▸ **Exercise brief**:
Exactly repeat the full listing that follows.
⟨
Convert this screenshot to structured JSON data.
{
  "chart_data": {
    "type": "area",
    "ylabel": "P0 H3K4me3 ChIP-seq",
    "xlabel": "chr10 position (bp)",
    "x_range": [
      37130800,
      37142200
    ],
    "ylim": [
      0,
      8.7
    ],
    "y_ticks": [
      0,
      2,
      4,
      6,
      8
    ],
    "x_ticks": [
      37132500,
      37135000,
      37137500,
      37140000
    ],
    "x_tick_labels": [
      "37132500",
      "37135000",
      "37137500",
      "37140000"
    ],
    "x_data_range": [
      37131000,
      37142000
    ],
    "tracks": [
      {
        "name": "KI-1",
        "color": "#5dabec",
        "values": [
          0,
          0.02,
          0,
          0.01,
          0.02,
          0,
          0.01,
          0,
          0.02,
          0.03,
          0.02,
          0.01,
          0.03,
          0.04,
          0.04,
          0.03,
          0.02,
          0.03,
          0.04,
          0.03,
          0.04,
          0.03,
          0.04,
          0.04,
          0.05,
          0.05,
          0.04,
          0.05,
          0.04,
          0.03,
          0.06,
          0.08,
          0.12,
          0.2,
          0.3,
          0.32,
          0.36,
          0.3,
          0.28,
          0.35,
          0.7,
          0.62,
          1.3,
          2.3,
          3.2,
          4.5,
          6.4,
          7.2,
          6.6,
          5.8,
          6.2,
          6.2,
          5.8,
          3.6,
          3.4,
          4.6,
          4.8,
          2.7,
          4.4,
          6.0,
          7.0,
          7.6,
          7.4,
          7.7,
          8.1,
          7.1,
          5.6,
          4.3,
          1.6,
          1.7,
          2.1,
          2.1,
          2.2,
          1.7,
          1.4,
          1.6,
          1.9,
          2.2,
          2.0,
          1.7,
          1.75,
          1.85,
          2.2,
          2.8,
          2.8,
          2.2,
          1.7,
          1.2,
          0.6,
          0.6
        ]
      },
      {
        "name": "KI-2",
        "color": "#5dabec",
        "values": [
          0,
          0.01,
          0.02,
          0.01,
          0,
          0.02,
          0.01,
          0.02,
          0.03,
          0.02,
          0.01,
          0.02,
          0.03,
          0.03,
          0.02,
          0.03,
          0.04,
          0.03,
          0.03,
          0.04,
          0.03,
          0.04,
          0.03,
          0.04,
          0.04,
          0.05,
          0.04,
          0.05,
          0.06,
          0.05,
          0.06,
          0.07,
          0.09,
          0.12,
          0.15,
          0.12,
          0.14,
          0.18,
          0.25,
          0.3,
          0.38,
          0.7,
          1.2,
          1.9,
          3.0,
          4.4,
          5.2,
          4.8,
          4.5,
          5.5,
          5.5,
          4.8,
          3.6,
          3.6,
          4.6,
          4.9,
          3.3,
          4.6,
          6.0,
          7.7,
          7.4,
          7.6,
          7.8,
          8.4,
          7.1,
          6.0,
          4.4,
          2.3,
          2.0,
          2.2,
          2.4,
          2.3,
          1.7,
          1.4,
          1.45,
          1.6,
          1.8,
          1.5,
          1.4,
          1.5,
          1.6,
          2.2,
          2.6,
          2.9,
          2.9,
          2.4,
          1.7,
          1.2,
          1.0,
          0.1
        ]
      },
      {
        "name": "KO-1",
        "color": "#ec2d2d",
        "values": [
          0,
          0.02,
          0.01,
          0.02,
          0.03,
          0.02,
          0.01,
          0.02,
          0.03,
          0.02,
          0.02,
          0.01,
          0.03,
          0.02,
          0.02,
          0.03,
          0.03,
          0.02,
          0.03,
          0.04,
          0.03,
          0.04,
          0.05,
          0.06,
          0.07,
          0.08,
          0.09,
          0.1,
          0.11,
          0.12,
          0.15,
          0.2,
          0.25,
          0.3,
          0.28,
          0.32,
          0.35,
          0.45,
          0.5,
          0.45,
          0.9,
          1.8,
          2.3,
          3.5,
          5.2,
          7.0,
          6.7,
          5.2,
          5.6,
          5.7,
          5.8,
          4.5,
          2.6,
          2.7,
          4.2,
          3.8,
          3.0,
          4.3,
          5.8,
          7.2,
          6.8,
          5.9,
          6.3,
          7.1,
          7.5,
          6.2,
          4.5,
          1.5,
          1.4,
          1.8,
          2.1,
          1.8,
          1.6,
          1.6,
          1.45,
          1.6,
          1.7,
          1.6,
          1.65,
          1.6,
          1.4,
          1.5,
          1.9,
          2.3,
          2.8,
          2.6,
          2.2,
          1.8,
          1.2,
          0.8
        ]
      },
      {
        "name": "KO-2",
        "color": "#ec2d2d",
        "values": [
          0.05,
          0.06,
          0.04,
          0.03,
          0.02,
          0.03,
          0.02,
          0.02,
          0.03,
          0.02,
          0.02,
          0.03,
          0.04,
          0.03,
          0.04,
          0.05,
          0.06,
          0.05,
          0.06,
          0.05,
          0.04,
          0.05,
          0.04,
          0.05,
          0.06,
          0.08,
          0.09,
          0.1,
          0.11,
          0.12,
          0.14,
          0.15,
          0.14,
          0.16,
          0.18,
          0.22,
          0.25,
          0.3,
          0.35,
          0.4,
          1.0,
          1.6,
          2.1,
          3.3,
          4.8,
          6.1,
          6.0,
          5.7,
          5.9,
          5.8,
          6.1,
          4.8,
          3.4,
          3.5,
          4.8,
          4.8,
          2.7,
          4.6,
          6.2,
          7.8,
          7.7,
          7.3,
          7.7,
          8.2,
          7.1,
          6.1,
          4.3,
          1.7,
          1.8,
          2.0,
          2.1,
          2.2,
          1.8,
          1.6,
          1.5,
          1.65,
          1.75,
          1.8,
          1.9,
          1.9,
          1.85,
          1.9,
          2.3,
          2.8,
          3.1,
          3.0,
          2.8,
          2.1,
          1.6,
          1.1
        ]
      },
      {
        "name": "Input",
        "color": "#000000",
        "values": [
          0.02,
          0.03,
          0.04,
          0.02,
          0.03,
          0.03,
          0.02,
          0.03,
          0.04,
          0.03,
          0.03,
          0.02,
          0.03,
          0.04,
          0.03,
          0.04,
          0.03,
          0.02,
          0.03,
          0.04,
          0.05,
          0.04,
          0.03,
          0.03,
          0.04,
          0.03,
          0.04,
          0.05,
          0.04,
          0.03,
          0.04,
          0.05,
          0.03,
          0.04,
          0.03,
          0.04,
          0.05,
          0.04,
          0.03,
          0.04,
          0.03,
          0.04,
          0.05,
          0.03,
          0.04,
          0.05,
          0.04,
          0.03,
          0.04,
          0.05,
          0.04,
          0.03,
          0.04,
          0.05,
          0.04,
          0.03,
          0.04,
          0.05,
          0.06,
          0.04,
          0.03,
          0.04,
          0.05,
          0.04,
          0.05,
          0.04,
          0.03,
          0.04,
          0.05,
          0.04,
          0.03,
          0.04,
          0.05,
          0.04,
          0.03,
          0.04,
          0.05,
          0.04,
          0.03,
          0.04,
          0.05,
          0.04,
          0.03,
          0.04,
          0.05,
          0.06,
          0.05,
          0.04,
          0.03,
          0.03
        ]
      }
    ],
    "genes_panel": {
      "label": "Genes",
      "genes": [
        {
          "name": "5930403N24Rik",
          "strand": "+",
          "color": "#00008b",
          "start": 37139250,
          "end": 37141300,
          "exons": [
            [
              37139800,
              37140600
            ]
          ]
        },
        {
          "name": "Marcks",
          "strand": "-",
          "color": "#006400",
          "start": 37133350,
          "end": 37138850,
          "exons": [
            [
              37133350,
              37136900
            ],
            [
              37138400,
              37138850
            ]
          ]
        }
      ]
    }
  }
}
⟩
▸ **Worked solution**:
Convert this screenshot to structured JSON data.
{
  "chart_data": {
    "type": "area",
    "ylabel": "P0 H3K4me3 ChIP-seq",
    "xlabel": "chr10 position (bp)",
    "x_range": [
      37130800,
      37142200
    ],
    "ylim": [
      0,
      8.7
    ],
    "y_ticks": [
      0,
      2,
      4,
      6,
      8
    ],
    "x_ticks": [
      37132500,
      37135000,
      37137500,
      37140000
    ],
    "x_tick_labels": [
      "37132500",
      "37135000",
      "37137500",
      "37140000"
    ],
    "x_data_range": [
      37131000,
      37142000
    ],
    "tracks": [
      {
        "name": "KI-1",
        "color": "#5dabec",
        "values": [
          0,
          0.02,
          0,
          0.01,
          0.02,
          0,
          0.01,
          0,
          0.02,
          0.03,
          0.02,
          0.01,
          0.03,
          0.04,
          0.04,
          0.03,
          0.02,
          0.03,
          0.04,
          0.03,
          0.04,
          0.03,
          0.04,
          0.04,
          0.05,
          0.05,
          0.04,
          0.05,
          0.04,
          0.03,
          0.06,
          0.08,
          0.12,
          0.2,
          0.3,
          0.32,
          0.36,
          0.3,
          0.28,
          0.35,
          0.7,
          0.62,
          1.3,
          2.3,
          3.2,
          4.5,
          6.4,
          7.2,
          6.6,
          5.8,
          6.2,
          6.2,
          5.8,
          3.6,
          3.4,
          4.6,
          4.8,
          2.7,
          4.4,
          6.0,
          7.0,
          7.6,
          7.4,
          7.7,
          8.1,
          7.1,
          5.6,
          4.3,
          1.6,
          1.7,
          2.1,
          2.1,
          2.2,
          1.7,
          1.4,
          1.6,
          1.9,
          2.2,
          2.0,
          1.7,
          1.75,
          1.85,
          2.2,
          2.8,
          2.8,
          2.2,
          1.7,
          1.2,
          0.6,
          0.6
        ]
      },
      {
        "name": "KI-2",
        "color": "#5dabec",
        "values": [
          0,
          0.01,
          0.02,
          0.01,
          0,
          0.02,
          0.01,
          0.02,
          0.03,
          0.02,
          0.01,
          0.02,
          0.03,
          0.03,
          0.02,
          0.03,
          0.04,
          0.03,
          0.03,
          0.04,
          0.03,
          0.04,
          0.03,
          0.04,
          0.04,
          0.05,
          0.04,
          0.05,
          0.06,
          0.05,
          0.06,
          0.07,
          0.09,
          0.12,
          0.15,
          0.12,
          0.14,
          0.18,
          0.25,
          0.3,
          0.38,
          0.7,
          1.2,
          1.9,
          3.0,
          4.4,
          5.2,
          4.8,
          4.5,
          5.5,
          5.5,
          4.8,
          3.6,
          3.6,
          4.6,
          4.9,
          3.3,
          4.6,
          6.0,
          7.7,
          7.4,
          7.6,
          7.8,
          8.4,
          7.1,
          6.0,
          4.4,
          2.3,
          2.0,
          2.2,
          2.4,
          2.3,
          1.7,
          1.4,
          1.45,
          1.6,
          1.8,
          1.5,
          1.4,
          1.5,
          1.6,
          2.2,
          2.6,
          2.9,
          2.9,
          2.4,
          1.7,
          1.2,
          1.0,
          0.1
        ]
      },
      {
        "name": "KO-1",
        "color": "#ec2d2d",
        "values": [
          0,
          0.02,
          0.01,
          0.02,
          0.03,
          0.02,
          0.01,
          0.02,
          0.03,
          0.02,
          0.02,
          0.01,
          0.03,
          0.02,
          0.02,
          0.03,
          0.03,
          0.02,
          0.03,
          0.04,
          0.03,
          0.04,
          0.05,
          0.06,
          0.07,
          0.08,
          0.09,
          0.1,
          0.11,
          0.12,
          0.15,
          0.2,
          0.25,
          0.3,
          0.28,
          0.32,
          0.35,
          0.45,
          0.5,
          0.45,
          0.9,
          1.8,
          2.3,
          3.5,
          5.2,
          7.0,
          6.7,
          5.2,
          5.6,
          5.7,
          5.8,
          4.5,
          2.6,
          2.7,
          4.2,
          3.8,
          3.0,
          4.3,
          5.8,
          7.2,
          6.8,
          5.9,
          6.3,
          7.1,
          7.5,
          6.2,
          4.5,
          1.5,
          1.4,
          1.8,
          2.1,
          1.8,
          1.6,
          1.6,
          1.45,
          1.6,
          1.7,
          1.6,
          1.65,
          1.6,
          1.4,
          1.5,
          1.9,
          2.3,
          2.8,
          2.6,
          2.2,
          1.8,
          1.2,
          0.8
        ]
      },
      {
        "name": "KO-2",
        "color": "#ec2d2d",
        "values": [
          0.05,
          0.06,
          0.04,
          0.03,
          0.02,
          0.03,
          0.02,
          0.02,
          0.03,
          0.02,
          0.02,
          0.03,
          0.04,
          0.03,
          0.04,
          0.05,
          0.06,
          0.05,
          0.06,
          0.05,
          0.04,
          0.05,
          0.04,
          0.05,
          0.06,
          0.08,
          0.09,
          0.1,
          0.11,
          0.12,
          0.14,
          0.15,
          0.14,
          0.16,
          0.18,
          0.22,
          0.25,
          0.3,
          0.35,
          0.4,
          1.0,
          1.6,
          2.1,
          3.3,
          4.8,
          6.1,
          6.0,
          5.7,
          5.9,
          5.8,
          6.1,
          4.8,
          3.4,
          3.5,
          4.8,
          4.8,
          2.7,
          4.6,
          6.2,
          7.8,
          7.7,
          7.3,
          7.7,
          8.2,
          7.1,
          6.1,
          4.3,
          1.7,
          1.8,
          2.0,
          2.1,
          2.2,
          1.8,
          1.6,
          1.5,
          1.65,
          1.75,
          1.8,
          1.9,
          1.9,
          1.85,
          1.9,
          2.3,
          2.8,
          3.1,
          3.0,
          2.8,
          2.1,
          1.6,
          1.1
        ]
      },
      {
        "name": "Input",
        "color": "#000000",
        "values": [
          0.02,
          0.03,
          0.04,
          0.02,
          0.03,
          0.03,
          0.02,
          0.03,
          0.04,
          0.03,
          0.03,
          0.02,
          0.03,
          0.04,
          0.03,
          0.04,
          0.03,
          0.02,
          0.03,
          0.04,
          0.05,
          0.04,
          0.03,
          0.03,
          0.04,
          0.03,
          0.04,
          0.05,
          0.04,
          0.03,
          0.04,
          0.05,
          0.03,
          0.04,
          0.03,
          0.04,
          0.05,
          0.04,
          0.03,
          0.04,
          0.03,
          0.04,
          0.05,
          0.03,
          0.04,
          0.05,
          0.04,
          0.03,
          0.04,
          0.05,
          0.04,
          0.03,
          0.04,
          0.05,
          0.04,
          0.03,
          0.04,
          0.05,
          0.06,
          0.04,
          0.03,
          0.04,
          0.05,
          0.04,
          0.05,
          0.04,
          0.03,
          0.04,
          0.05,
          0.04,
          0.03,
          0.04,
          0.05,
          0.04,
          0.03,
          0.04,
          0.05,
          0.04,
          0.03,
          0.04,
          0.05,
          0.04,
          0.03,
          0.04,
          0.05,
          0.06,
          0.05,
          0.04,
          0.03,
          0.03
        ]
      }
    ],
    "genes_panel": {
      "label": "Genes",
      "genes": [
        {
          "name": "5930403N24Rik",
          "strand": "+",
          "color": "#00008b",
          "start": 37139250,
          "end": 37141300,
          "exons": [
            [
              37139800,
              37140600
            ]
          ]
        },
        {
          "name": "Marcks",
          "strand": "-",
          "color": "#006400",
          "start": 37133350,
          "end": 37138850,
          "exons": [
            [
              37133350,
              37136900
            ],
            [
              37138400,
              37138850
            ]
          ]
        }
      ]
    }
  }
}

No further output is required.